▶ [AIM OF THE EXERCISE]: Carry none of the pictures over; set down the material below exactly.

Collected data
╔══

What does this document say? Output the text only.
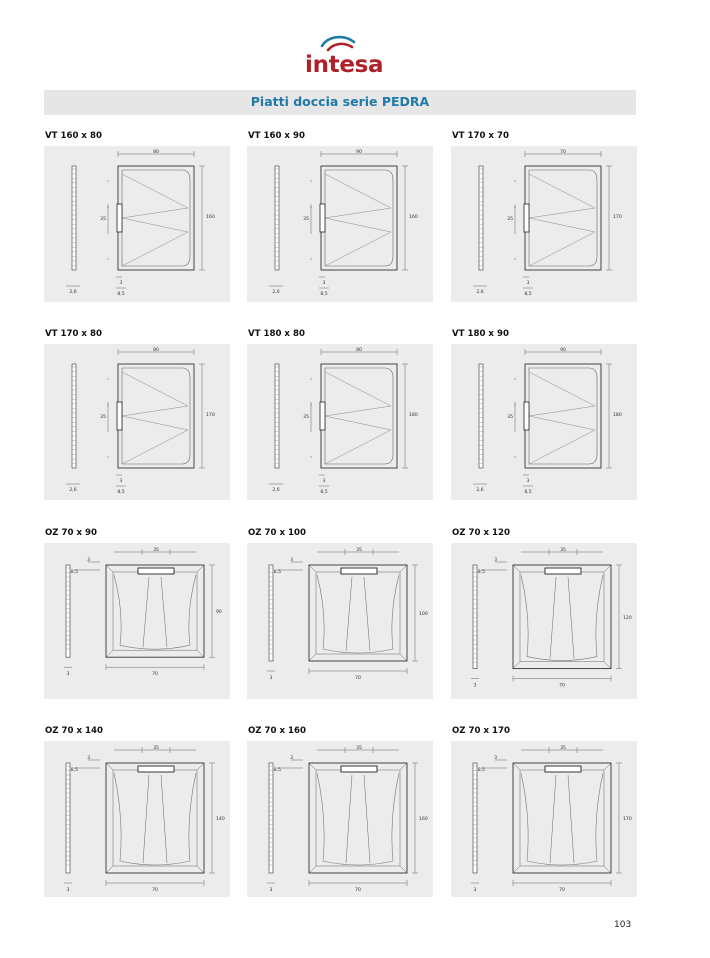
intesa
Piatti doccia serie PEDRA
VT 160 x 80
80
160
35
2,6
3
8,5
VT 160 x 90
90
160
35
2,6
3
8,5
VT 170 x 70
70
170
35
2,6
3
8,5
VT 170 x 80
80
170
35
2,6
3
8,5
VT 180 x 80
80
180
35
2,6
3
8,5
VT 180 x 90
90
180
35
2,6
3
8,5
OZ 70 x 90
35
3
8,5
90
70
3
OZ 70 x 100
35
3
8,5
100
70
3
OZ 70 x 120
35
3
8,5
120
70
3
OZ 70 x 140
35
3
8,5
140
70
3
OZ 70 x 160
35
3
8,5
160
70
3
OZ 70 x 170
35
3
8,5
170
70
3
103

╚══

▶ [THE RESPONSE]:
What does this document say? Output the text only.
intesa
Piatti doccia serie PEDRA
VT 160 x 80
80
160
35
2,6
3
8,5
VT 160 x 90
90
160
35
2,6
3
8,5
VT 170 x 70
70
170
35
2,6
3
8,5
VT 170 x 80
80
170
35
2,6
3
8,5
VT 180 x 80
80
180
35
2,6
3
8,5
VT 180 x 90
90
180
35
2,6
3
8,5
OZ 70 x 90
35
3
8,5
90
70
3
OZ 70 x 100
35
3
8,5
100
70
3
OZ 70 x 120
35
3
8,5
120
70
3
OZ 70 x 140
35
3
8,5
140
70
3
OZ 70 x 160
35
3
8,5
160
70
3
OZ 70 x 170
35
3
8,5
170
70
3
103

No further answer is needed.